> To do
Using the entries that follow, collect the lines where the word "screenshot" appears.

> Listed records
>> start
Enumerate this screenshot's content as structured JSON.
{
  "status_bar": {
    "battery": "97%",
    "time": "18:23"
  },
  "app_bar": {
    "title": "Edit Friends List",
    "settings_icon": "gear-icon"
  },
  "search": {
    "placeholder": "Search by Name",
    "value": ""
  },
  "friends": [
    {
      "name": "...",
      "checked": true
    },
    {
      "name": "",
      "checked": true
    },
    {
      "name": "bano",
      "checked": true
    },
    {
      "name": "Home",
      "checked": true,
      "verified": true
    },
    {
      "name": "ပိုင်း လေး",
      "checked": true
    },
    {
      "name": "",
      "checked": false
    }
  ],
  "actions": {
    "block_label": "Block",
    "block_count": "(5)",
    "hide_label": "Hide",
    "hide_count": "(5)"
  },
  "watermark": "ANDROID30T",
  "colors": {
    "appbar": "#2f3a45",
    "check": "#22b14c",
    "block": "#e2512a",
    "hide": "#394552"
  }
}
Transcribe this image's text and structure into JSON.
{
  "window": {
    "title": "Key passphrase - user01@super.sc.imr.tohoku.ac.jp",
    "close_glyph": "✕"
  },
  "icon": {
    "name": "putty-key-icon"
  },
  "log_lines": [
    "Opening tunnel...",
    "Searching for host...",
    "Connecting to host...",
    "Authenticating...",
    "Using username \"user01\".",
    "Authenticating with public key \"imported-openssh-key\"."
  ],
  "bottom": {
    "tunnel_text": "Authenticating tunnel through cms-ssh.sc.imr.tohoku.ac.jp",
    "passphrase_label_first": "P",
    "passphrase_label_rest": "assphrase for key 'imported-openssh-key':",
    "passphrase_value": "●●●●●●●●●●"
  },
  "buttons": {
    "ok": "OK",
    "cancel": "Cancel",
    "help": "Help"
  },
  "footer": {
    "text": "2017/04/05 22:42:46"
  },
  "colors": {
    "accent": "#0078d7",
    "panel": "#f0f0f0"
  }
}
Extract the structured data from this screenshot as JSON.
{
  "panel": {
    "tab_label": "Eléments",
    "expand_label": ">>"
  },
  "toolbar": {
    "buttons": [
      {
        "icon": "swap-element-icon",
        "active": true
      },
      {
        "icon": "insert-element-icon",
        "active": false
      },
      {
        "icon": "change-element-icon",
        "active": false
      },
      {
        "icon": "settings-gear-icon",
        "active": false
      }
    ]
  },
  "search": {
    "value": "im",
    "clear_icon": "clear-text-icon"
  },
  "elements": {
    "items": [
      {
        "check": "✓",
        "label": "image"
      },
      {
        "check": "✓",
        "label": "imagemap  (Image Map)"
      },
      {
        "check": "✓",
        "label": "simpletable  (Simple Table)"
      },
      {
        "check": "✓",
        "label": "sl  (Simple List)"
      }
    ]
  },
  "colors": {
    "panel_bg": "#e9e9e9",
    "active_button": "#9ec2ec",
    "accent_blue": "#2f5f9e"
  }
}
>> end
> Solution for this exercise
Enumerate this screenshot's content as structured JSON.
Extract the structured data from this screenshot as JSON.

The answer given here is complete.